* **What to produce**: Show all lines that include the string "structured"; copy each one.

** begin Provided records **

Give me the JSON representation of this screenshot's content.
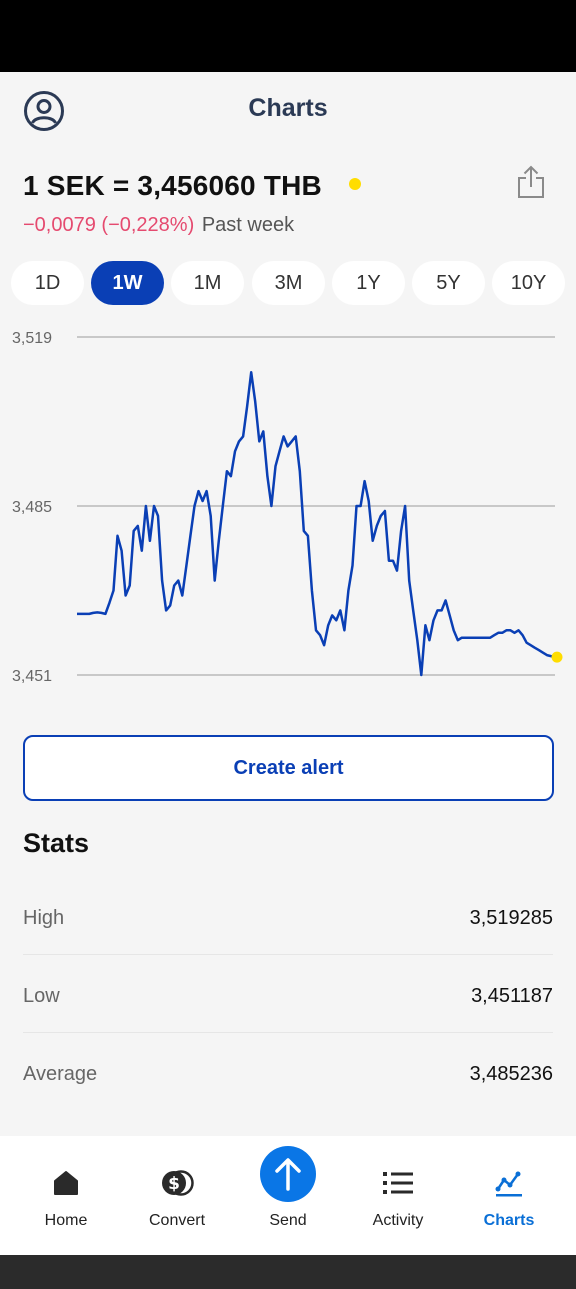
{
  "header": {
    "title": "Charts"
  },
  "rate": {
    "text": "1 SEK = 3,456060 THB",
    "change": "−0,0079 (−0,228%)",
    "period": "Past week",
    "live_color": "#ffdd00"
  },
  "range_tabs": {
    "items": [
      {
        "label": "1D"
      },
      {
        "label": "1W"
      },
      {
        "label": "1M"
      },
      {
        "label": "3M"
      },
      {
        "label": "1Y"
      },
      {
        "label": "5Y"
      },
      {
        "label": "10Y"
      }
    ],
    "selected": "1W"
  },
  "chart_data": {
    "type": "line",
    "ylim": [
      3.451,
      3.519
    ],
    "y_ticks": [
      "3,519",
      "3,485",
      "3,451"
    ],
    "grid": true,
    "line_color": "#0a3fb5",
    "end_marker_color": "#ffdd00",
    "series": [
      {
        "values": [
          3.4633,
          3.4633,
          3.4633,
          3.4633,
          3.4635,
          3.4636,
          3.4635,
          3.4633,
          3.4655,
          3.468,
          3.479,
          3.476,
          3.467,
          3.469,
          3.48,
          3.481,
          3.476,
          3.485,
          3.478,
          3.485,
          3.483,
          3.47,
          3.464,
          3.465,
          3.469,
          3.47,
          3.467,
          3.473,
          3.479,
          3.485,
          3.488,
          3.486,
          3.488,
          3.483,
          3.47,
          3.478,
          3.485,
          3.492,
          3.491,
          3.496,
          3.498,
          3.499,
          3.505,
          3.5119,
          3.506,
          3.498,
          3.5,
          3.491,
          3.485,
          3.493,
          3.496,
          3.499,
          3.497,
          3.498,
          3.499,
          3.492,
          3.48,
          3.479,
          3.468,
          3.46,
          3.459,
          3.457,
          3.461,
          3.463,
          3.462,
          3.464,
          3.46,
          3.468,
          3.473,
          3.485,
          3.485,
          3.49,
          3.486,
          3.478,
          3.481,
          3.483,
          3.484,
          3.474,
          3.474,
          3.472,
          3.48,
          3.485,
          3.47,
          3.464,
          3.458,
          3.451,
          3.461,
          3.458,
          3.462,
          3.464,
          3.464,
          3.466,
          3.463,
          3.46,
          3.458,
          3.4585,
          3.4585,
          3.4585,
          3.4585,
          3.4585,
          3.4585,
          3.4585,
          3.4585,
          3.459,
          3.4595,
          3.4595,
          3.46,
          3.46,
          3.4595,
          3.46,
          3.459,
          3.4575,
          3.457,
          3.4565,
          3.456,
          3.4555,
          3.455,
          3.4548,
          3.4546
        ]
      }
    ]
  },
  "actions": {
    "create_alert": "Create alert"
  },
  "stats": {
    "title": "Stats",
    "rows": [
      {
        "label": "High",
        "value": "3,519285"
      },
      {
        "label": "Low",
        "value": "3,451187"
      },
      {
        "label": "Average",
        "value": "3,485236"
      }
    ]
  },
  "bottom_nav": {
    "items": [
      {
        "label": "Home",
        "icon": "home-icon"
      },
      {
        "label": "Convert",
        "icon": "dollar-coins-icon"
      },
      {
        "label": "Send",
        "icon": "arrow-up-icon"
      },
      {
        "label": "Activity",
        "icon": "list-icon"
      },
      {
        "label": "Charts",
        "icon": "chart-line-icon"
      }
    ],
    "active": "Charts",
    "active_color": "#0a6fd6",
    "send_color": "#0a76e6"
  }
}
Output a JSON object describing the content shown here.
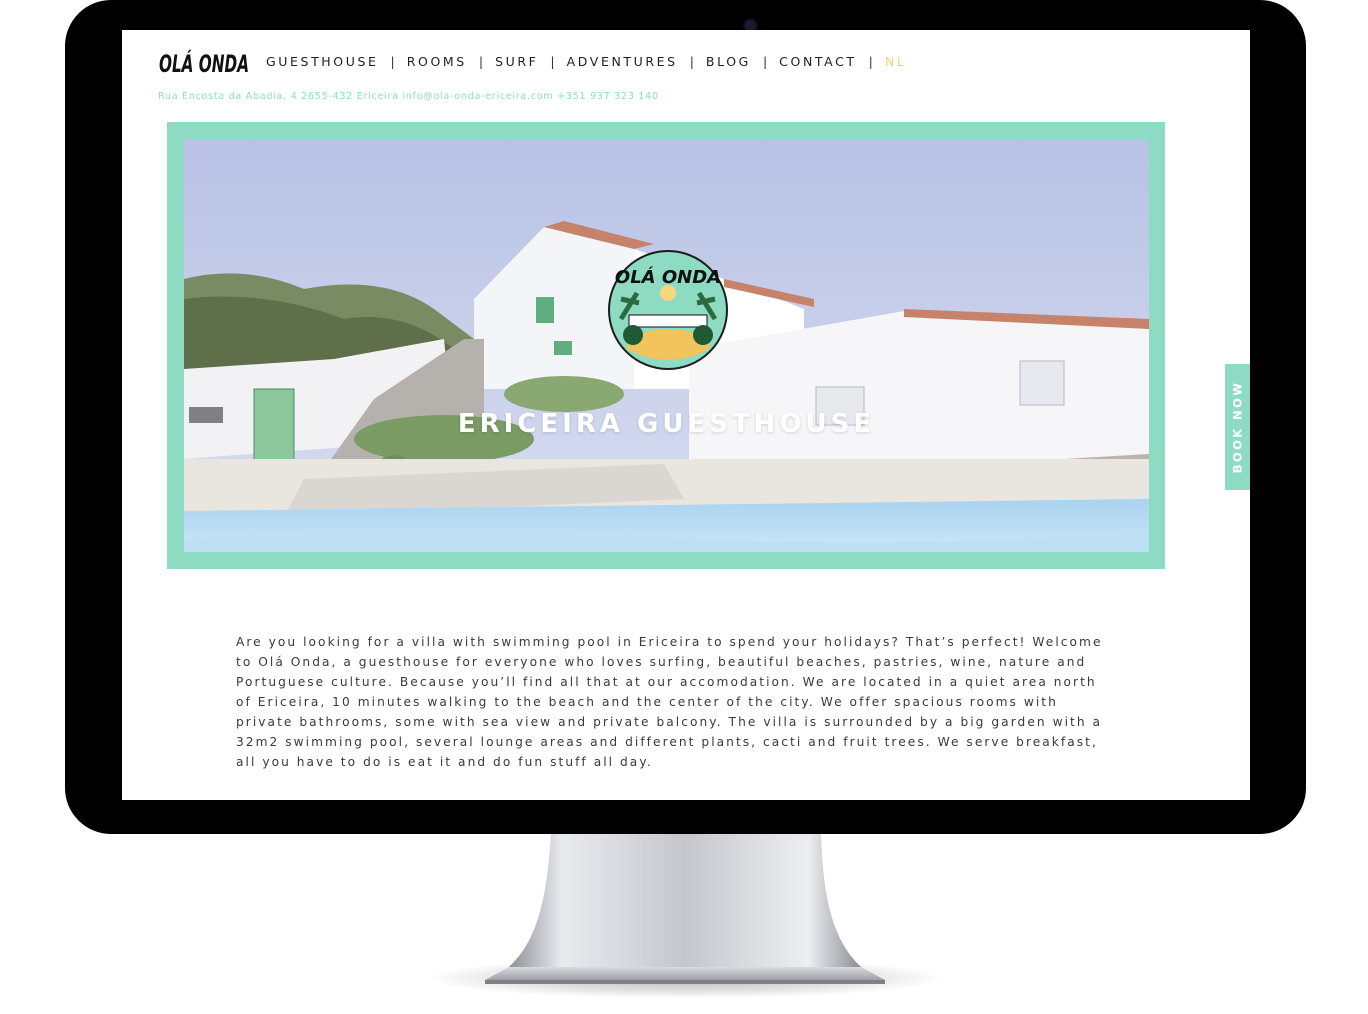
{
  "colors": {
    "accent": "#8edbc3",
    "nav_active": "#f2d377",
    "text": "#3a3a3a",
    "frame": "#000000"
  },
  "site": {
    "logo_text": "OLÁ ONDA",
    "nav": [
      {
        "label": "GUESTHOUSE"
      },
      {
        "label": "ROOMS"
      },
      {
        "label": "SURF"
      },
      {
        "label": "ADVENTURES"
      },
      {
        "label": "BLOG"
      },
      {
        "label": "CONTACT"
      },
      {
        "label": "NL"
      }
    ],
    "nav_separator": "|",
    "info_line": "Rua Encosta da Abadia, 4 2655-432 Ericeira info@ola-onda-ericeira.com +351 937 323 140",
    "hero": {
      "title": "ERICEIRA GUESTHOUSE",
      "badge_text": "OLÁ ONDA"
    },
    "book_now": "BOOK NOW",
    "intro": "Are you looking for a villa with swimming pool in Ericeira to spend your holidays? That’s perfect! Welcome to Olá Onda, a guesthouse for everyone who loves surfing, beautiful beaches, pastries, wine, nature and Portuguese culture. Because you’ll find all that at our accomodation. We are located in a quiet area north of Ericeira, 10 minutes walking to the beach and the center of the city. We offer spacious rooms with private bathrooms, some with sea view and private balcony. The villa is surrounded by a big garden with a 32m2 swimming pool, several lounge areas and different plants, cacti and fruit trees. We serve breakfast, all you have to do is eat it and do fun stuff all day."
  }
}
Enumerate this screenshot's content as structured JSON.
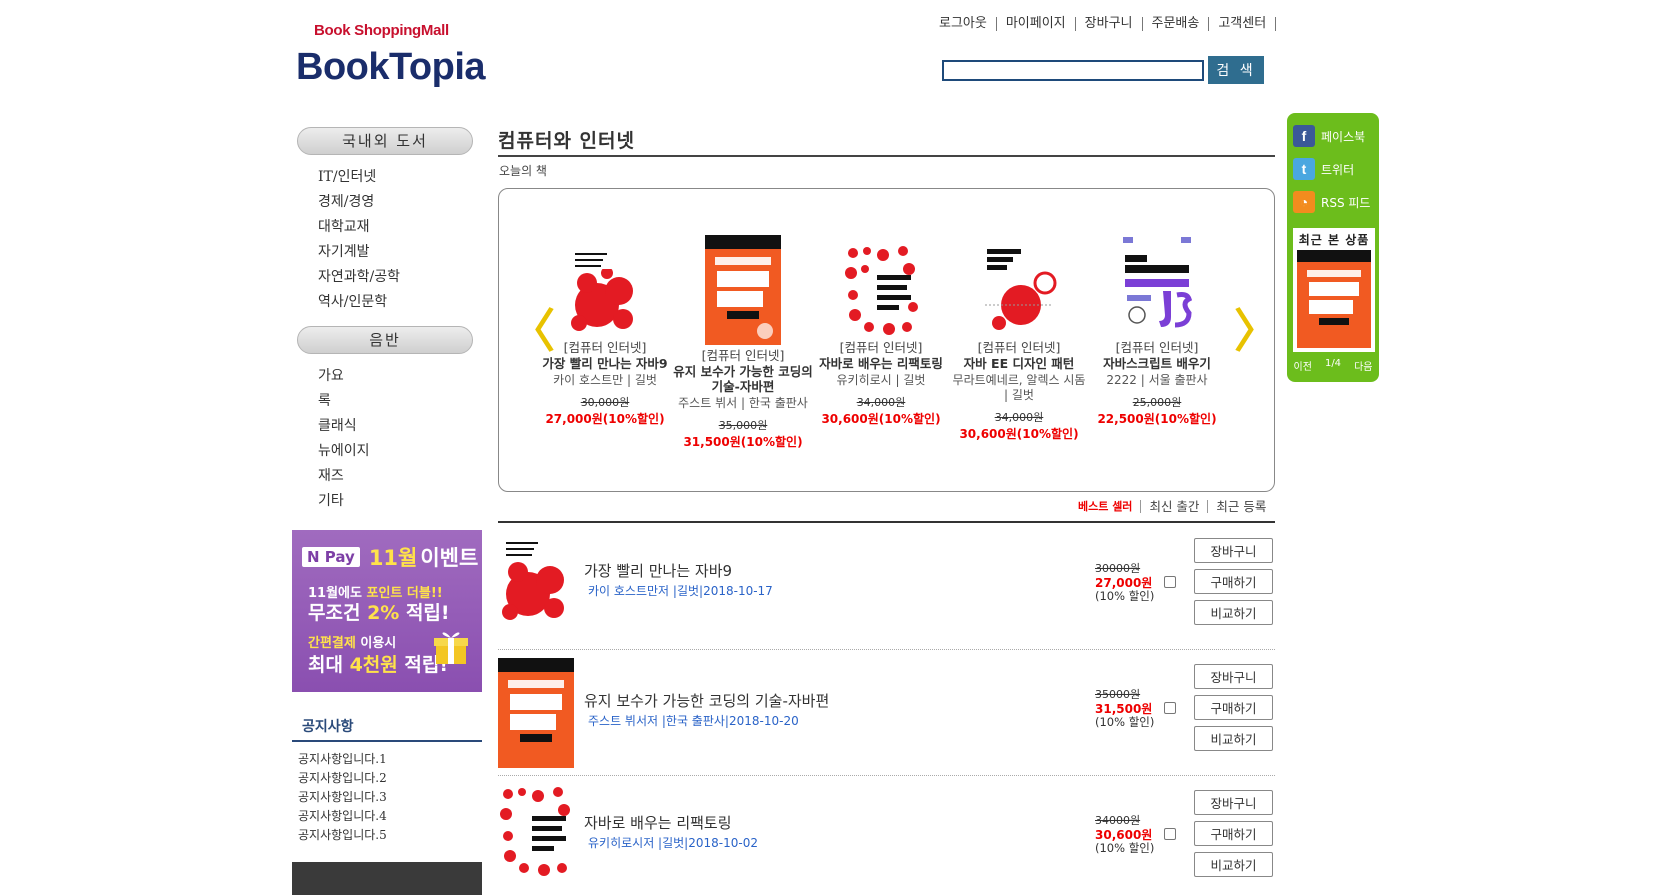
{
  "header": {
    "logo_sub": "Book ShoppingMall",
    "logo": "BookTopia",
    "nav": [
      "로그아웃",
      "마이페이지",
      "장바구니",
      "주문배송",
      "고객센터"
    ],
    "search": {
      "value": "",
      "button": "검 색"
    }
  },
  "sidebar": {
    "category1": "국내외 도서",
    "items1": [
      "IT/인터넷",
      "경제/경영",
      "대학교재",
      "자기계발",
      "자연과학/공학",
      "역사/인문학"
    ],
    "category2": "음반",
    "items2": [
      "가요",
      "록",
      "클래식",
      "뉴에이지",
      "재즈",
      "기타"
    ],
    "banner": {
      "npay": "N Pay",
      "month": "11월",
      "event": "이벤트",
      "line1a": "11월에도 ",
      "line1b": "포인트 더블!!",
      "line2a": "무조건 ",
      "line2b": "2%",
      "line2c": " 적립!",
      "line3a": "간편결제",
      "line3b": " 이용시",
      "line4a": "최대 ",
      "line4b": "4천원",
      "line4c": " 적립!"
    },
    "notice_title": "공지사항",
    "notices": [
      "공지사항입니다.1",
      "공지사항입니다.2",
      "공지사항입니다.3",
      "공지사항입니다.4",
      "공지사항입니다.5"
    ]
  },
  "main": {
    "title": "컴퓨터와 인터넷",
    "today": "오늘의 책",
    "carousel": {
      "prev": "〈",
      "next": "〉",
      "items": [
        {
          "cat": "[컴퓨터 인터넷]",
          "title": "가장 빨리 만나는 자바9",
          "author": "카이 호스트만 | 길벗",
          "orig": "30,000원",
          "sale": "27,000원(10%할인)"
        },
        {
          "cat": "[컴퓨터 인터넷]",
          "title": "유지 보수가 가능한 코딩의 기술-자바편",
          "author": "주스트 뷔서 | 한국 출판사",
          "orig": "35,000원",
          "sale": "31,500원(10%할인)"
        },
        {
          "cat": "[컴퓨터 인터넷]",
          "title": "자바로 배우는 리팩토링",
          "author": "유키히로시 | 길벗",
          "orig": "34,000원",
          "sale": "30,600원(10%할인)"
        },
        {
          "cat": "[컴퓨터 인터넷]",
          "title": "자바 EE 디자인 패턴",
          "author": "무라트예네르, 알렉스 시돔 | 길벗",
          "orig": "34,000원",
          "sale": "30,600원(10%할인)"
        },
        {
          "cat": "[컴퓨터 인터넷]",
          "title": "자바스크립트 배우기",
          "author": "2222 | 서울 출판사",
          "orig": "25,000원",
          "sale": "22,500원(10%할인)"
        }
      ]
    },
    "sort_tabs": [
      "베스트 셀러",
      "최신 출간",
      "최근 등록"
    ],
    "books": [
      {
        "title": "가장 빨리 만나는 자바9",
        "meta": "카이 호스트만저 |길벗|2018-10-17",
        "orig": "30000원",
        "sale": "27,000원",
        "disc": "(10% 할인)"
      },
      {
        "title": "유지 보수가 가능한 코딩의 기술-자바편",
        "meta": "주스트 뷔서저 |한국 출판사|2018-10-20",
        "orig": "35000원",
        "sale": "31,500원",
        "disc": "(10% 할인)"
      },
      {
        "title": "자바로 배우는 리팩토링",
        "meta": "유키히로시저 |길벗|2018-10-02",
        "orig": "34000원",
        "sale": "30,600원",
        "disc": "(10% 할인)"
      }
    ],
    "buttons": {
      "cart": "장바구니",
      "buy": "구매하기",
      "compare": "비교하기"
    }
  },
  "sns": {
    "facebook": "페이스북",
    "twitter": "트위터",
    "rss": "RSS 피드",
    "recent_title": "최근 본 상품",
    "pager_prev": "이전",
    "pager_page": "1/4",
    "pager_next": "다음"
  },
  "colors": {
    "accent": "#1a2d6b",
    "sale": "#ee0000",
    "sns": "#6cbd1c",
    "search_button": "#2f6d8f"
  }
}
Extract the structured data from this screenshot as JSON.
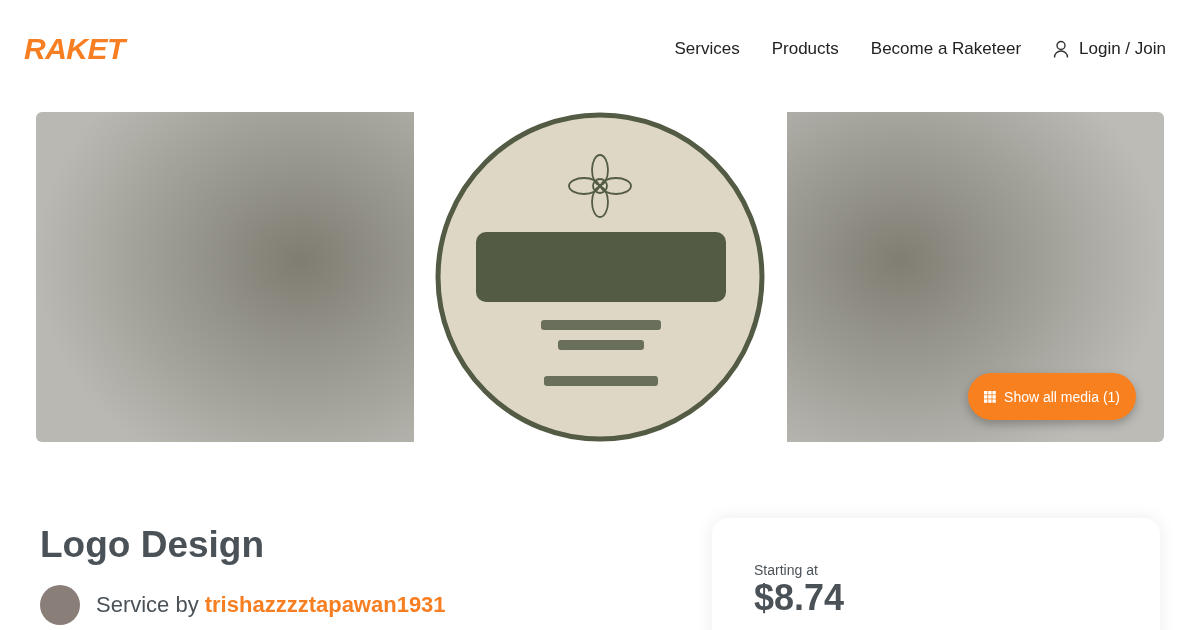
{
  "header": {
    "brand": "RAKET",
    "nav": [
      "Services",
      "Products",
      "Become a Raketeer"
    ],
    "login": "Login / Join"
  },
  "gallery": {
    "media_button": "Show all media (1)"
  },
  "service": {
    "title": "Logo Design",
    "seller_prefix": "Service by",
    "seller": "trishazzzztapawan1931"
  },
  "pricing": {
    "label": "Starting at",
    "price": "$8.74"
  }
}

** end Provided records **

* **Exercise response**:
Enumerate this screenshot's content as structured JSON.
Extract the structured data from this screenshot as JSON.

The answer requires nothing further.